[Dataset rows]
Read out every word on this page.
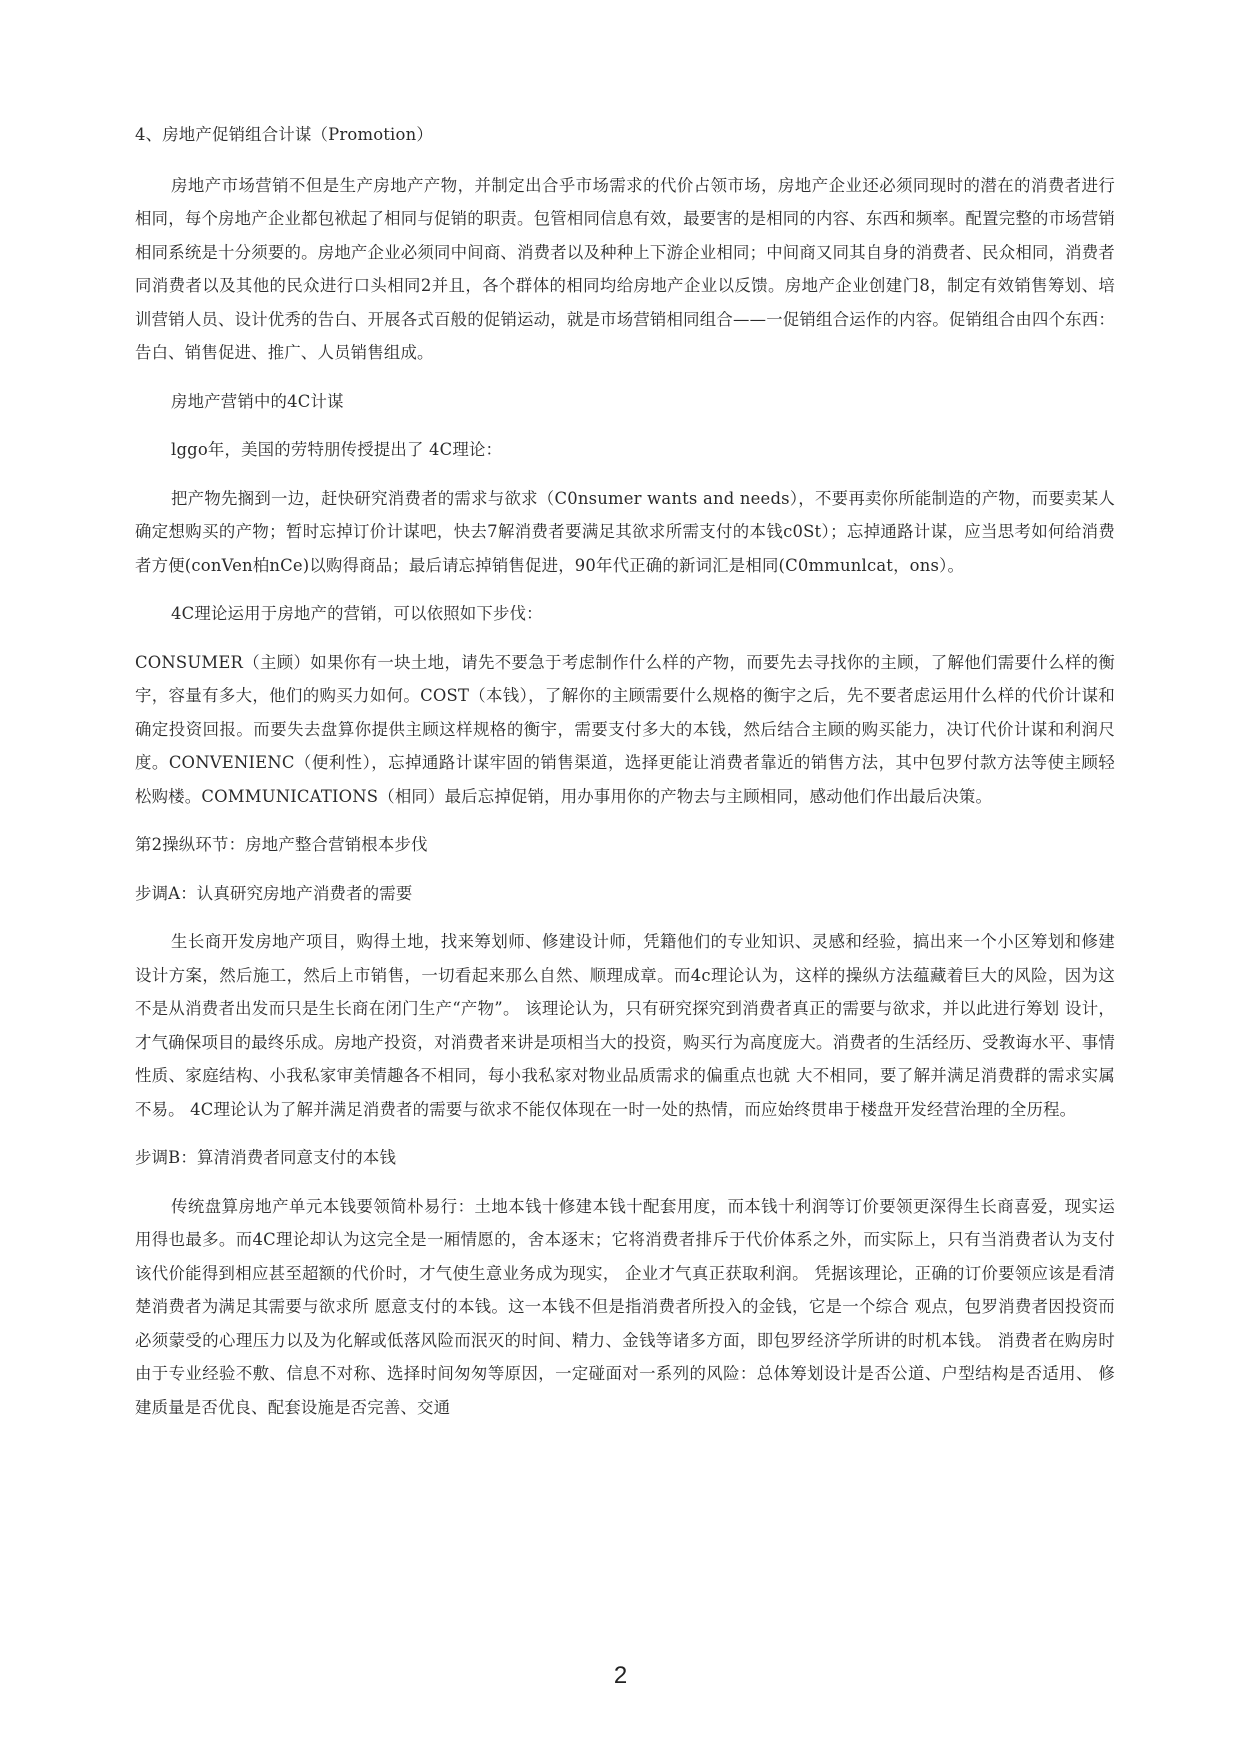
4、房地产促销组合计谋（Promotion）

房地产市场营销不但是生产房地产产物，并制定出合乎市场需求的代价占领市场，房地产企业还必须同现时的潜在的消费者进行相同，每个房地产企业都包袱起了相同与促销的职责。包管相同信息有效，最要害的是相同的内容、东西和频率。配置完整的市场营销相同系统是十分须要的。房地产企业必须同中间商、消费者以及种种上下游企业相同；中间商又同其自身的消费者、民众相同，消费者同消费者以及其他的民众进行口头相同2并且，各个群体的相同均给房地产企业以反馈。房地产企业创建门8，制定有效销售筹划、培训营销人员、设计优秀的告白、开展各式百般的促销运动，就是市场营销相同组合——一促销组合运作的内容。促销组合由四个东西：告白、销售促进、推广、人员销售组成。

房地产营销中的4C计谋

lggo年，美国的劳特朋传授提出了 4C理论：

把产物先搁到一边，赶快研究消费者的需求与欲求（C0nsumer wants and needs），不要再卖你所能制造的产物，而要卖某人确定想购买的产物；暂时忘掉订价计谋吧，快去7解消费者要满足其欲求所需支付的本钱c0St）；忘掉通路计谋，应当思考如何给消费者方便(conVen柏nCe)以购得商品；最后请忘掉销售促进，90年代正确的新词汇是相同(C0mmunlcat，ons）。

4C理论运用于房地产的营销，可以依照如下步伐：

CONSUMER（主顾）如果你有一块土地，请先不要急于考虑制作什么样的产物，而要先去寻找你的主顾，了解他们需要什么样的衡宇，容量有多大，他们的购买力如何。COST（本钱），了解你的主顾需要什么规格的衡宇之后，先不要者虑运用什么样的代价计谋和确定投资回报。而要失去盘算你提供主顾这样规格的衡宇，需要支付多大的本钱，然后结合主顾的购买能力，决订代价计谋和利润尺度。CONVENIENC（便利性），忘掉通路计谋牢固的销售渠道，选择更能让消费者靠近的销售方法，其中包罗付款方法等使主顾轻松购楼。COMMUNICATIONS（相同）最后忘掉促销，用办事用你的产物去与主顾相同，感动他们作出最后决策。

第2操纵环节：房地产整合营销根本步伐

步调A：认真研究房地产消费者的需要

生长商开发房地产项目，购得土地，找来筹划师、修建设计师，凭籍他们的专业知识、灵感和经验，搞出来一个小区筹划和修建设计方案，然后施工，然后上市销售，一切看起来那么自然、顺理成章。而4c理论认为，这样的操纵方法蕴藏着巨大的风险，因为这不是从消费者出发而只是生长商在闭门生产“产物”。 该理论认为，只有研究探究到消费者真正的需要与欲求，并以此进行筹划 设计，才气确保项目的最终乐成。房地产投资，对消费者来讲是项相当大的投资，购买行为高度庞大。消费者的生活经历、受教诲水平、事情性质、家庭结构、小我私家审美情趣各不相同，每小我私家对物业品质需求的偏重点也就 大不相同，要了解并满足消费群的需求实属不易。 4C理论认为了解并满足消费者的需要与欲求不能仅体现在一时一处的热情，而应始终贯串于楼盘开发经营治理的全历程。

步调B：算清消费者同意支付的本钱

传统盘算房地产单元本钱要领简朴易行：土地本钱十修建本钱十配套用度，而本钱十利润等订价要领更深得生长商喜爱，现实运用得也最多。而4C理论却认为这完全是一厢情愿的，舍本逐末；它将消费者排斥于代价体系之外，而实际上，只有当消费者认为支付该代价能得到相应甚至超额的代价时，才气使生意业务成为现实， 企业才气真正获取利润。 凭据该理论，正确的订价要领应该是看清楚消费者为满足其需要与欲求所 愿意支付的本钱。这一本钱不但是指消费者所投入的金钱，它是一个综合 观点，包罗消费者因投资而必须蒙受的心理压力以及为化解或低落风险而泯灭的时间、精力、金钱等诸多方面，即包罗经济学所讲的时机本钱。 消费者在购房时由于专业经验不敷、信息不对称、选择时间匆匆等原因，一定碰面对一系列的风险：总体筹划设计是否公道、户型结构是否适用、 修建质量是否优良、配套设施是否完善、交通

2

==

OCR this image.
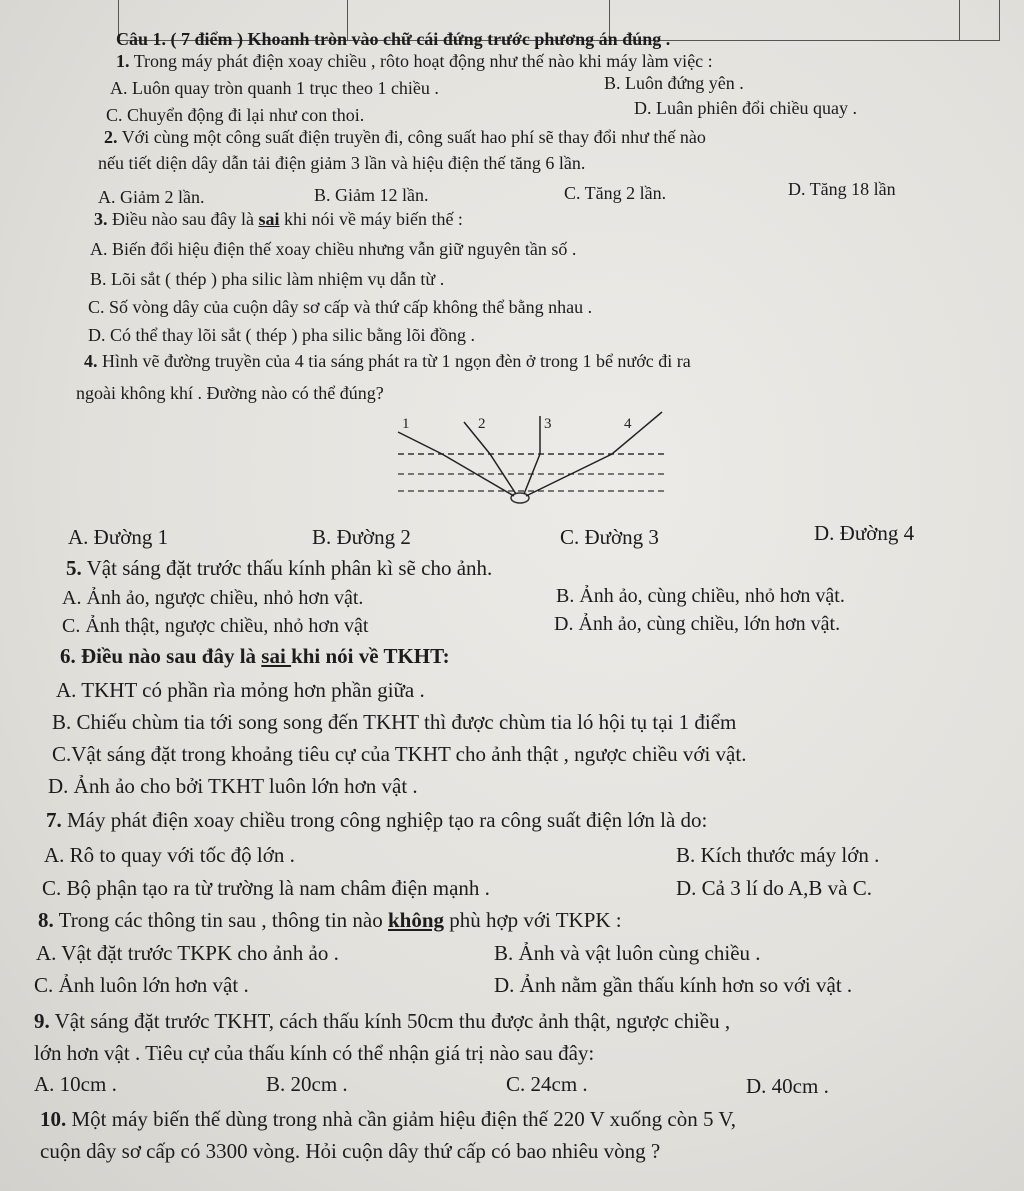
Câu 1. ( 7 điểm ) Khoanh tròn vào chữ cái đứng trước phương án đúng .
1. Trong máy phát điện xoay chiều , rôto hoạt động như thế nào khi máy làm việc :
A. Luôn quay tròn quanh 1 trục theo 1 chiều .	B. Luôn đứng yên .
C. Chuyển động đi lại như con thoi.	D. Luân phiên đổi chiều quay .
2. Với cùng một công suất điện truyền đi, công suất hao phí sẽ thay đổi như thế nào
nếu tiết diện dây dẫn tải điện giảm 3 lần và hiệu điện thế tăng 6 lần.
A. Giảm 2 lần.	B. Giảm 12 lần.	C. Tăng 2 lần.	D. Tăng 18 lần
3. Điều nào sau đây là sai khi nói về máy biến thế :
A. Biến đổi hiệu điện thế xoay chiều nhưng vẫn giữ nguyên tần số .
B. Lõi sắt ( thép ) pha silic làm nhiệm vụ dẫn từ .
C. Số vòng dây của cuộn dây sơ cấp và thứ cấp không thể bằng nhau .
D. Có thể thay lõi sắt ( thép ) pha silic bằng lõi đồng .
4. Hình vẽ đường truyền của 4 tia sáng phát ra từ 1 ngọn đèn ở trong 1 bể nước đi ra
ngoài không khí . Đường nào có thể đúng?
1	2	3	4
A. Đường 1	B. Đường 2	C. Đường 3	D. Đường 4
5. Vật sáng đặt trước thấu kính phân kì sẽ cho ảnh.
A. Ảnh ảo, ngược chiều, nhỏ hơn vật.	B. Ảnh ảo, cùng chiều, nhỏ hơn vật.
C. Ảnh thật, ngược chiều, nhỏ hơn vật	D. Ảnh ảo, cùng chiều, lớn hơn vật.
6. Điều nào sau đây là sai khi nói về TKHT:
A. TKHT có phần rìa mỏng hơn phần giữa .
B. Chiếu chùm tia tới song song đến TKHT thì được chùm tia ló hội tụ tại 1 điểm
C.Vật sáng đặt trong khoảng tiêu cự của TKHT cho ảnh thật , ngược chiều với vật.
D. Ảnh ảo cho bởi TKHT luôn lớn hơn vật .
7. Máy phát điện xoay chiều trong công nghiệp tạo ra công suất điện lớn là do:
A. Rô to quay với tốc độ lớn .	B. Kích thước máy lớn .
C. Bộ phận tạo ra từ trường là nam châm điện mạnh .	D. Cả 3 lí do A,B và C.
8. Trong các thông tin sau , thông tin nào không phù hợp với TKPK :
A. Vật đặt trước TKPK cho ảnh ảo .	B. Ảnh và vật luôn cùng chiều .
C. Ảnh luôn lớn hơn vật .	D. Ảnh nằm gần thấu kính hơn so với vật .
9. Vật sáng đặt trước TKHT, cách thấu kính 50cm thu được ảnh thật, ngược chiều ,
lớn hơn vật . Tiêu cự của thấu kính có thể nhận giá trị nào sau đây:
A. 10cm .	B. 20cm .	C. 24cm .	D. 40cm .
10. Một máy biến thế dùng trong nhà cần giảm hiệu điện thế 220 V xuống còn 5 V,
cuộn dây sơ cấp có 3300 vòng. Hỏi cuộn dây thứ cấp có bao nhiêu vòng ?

...

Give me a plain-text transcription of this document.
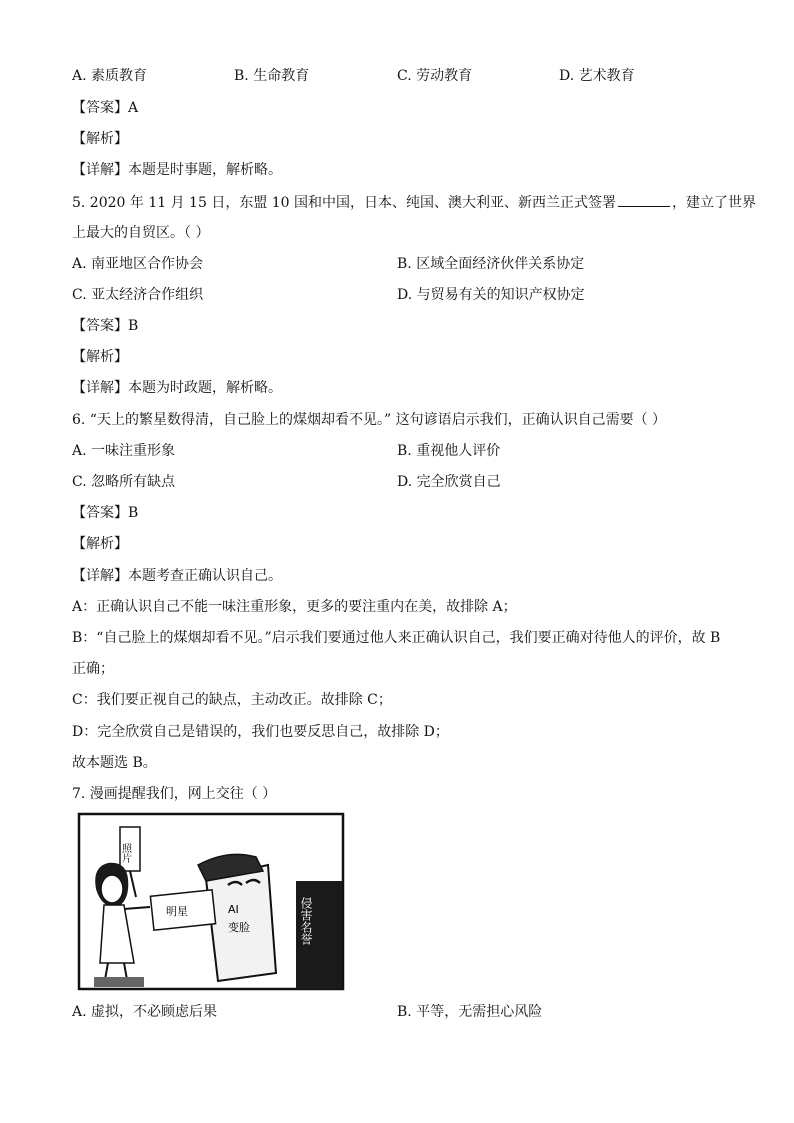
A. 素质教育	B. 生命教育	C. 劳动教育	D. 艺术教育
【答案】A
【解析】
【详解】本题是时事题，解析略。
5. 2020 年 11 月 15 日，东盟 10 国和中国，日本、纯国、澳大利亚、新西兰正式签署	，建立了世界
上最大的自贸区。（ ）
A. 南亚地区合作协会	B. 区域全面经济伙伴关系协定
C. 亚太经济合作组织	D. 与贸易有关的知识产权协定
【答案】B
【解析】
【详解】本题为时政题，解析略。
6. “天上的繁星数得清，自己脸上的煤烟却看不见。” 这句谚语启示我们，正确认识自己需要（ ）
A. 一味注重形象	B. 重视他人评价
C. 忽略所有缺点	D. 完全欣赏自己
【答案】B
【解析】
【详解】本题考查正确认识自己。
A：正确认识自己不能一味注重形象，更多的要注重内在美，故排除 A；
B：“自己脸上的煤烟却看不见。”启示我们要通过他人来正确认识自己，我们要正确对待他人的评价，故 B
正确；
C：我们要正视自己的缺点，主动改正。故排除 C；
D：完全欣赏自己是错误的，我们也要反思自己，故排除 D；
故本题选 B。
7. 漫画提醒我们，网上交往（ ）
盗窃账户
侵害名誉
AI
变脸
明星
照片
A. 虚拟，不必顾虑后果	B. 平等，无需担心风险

» STATED TASK
Count how many lines contain "thay" and give only that count.

» ANSWER TO THE PROBLEM
2